### SET EXERCISE 1
In the post about online shooters, which game does the writer say nearly cost them a year of college?
### SET EXERCISE 2
Reproduce the part of the online shooters post starting at "This is something" and ending at "vastly improved armor.".

This is something I’ve been having trouble with for a while, but I need to go outside my own head on it.
I used to play a lot of shooters online, and was one of the people who nearly lost a year of college to Quake II. Now I play them here and there, usually for review purposes, and it seems like the player’s character is a great deal more fragile than he or she used to be.
Granted, in Quake II or Unreal Tournament, there were weapons that could one-shot you if you were hit cleanly, but they had attached downsides. Even then, it wasn’t uncommon for you to be able to limp away at low health to heal up, or to find power-ups that gave you vastly improved armor.
When I play something like Halo 3, or recently, when I tried the new Transformers game, it seems like regardless of what my character’s actual stats are, I have the lifespan of a snowball in a cyclotron. Playing as the character with the most life in Transformers, I get routinely aced in seconds, by somebody I never saw coming.
Granted, I’m lousy at returning fire, so my follow-up complaint - why can I empty an entire clip into this other guy, and then he turns around and blows my face off with one hit - is probably more down to a lack of practice than anything else. I still find it ridiculous that it’s so easy to die in online games these days, and I’m wondering if anyone else has noticed it.

[Layout element annotations]
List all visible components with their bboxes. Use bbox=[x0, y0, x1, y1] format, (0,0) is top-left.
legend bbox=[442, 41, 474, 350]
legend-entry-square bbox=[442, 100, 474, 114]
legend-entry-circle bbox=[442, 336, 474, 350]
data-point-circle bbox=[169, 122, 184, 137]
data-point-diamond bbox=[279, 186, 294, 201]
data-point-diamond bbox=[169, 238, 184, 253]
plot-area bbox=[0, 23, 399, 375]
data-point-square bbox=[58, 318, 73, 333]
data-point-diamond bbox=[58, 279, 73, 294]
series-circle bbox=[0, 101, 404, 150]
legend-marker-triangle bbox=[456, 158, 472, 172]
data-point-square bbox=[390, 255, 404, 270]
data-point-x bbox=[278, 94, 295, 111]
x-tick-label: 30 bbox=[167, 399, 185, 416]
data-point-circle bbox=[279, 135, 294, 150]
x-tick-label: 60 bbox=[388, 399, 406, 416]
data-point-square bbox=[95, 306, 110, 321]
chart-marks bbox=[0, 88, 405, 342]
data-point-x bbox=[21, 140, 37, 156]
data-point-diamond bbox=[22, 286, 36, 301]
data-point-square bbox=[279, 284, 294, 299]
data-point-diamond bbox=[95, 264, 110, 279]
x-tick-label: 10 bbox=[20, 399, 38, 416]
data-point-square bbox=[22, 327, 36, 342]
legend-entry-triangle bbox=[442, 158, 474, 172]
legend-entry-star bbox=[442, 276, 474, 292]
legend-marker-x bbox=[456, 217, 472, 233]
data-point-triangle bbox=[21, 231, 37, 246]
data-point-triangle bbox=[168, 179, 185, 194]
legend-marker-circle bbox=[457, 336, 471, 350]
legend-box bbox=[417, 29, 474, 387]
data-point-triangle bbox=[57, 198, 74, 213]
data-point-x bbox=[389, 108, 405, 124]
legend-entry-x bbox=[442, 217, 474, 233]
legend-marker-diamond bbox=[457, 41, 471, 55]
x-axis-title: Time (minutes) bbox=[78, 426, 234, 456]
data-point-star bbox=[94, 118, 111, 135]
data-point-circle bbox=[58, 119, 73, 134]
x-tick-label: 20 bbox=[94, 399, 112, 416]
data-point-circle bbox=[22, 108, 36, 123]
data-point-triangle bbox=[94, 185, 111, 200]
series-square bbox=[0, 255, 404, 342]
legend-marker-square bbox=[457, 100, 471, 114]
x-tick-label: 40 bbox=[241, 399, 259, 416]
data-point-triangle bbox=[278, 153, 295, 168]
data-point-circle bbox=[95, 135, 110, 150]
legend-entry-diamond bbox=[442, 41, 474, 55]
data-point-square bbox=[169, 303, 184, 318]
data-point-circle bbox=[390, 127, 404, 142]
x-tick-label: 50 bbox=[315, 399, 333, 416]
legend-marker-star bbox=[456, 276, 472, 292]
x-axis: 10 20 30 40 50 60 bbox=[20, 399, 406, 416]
...
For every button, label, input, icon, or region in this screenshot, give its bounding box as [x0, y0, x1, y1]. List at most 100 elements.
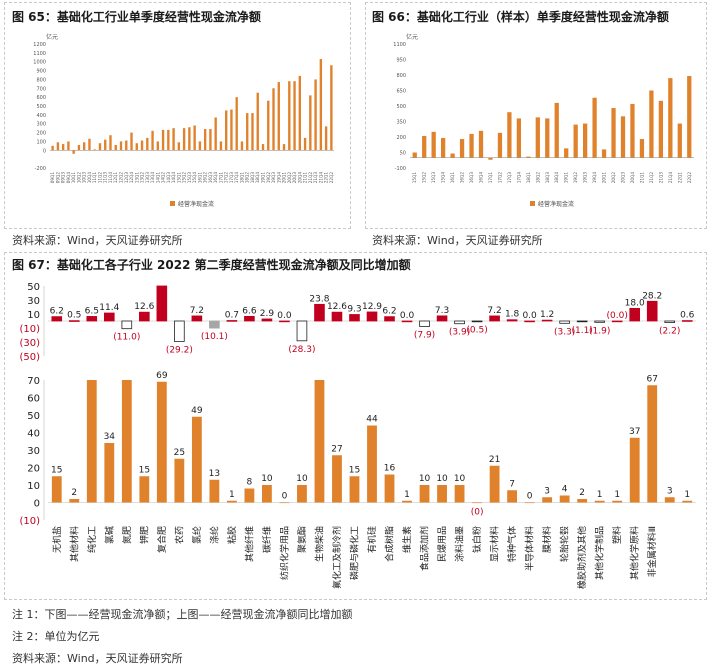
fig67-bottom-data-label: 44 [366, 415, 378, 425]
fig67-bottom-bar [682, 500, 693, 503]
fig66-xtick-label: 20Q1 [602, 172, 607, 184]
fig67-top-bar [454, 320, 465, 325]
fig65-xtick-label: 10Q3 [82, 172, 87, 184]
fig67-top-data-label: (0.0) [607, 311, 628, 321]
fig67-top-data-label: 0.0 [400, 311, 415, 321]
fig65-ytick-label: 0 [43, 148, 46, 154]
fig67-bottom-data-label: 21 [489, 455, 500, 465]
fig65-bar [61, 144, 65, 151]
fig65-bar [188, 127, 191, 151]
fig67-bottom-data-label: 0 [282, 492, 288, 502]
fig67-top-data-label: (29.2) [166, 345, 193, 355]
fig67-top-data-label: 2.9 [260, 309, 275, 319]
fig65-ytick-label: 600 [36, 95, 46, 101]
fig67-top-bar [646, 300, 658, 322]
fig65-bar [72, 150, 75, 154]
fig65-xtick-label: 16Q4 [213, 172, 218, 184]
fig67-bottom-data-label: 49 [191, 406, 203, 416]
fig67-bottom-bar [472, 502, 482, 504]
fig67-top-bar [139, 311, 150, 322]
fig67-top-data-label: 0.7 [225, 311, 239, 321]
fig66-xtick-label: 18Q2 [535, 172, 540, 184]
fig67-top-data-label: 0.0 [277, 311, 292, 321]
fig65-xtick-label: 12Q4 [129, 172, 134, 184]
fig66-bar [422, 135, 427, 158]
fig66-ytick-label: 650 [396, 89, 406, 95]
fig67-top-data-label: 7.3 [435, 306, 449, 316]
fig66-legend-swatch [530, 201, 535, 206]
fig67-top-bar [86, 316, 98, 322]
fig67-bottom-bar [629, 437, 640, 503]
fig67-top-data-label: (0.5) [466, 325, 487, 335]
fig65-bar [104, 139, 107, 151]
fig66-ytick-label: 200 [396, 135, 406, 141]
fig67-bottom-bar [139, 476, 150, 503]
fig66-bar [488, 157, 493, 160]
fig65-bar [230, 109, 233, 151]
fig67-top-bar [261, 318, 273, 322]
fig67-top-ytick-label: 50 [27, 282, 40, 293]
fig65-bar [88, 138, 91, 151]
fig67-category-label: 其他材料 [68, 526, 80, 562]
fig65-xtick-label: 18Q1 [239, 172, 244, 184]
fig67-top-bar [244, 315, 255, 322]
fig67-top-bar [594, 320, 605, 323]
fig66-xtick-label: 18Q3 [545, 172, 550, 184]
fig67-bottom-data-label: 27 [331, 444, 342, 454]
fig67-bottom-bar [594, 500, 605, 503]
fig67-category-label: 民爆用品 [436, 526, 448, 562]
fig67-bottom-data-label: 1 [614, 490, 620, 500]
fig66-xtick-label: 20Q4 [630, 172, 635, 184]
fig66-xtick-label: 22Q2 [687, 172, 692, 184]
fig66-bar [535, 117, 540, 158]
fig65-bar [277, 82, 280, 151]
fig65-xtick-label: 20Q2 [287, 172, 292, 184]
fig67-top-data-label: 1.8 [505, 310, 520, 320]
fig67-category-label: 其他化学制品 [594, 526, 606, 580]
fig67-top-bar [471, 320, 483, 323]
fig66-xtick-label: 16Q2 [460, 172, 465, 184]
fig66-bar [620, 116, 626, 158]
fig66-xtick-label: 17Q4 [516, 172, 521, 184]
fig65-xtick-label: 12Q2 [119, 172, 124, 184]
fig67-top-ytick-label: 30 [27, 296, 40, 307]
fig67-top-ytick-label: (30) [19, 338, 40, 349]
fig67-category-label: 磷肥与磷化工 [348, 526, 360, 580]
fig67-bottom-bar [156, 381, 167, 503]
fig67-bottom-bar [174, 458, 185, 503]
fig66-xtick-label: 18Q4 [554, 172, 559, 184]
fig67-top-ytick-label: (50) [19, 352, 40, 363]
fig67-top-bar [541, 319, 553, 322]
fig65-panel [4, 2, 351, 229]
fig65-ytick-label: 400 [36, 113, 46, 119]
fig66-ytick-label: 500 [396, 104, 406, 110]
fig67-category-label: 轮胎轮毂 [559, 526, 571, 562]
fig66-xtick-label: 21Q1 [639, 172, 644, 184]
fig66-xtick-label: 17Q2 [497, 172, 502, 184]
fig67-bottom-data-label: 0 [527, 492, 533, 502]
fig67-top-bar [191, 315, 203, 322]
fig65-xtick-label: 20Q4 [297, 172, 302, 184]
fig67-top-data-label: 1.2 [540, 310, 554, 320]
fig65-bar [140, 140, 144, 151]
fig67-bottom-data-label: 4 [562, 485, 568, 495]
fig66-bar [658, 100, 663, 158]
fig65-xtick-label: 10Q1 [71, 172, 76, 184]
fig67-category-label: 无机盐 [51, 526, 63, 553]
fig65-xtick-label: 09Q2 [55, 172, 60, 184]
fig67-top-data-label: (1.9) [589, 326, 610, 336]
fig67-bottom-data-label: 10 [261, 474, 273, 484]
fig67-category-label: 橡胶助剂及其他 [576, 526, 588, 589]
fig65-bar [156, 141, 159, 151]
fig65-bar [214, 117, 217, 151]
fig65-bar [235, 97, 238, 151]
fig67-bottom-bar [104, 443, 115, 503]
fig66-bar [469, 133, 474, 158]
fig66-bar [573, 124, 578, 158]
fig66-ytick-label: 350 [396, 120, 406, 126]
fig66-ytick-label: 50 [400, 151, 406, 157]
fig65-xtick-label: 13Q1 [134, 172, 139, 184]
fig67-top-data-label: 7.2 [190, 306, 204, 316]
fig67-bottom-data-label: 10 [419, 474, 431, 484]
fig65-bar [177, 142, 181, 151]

### WORKED ANSWER 1
Quake II

### WORKED ANSWER 2
This is something I’ve been having trouble with for a while, but I need to go outside my own head on it.
I used to play a lot of shooters online, and was one of the people who nearly lost a year of college to Quake II. Now I play them here and there, usually for review purposes, and it seems like the player’s character is a great deal more fragile than he or she used to be.
Granted, in Quake II or Unreal Tournament, there were weapons that could one-shot you if you were hit cleanly, but they had attached downsides. Even then, it wasn’t uncommon for you to be able to limp away at low health to heal up, or to find power-ups that gave you vastly improved armor.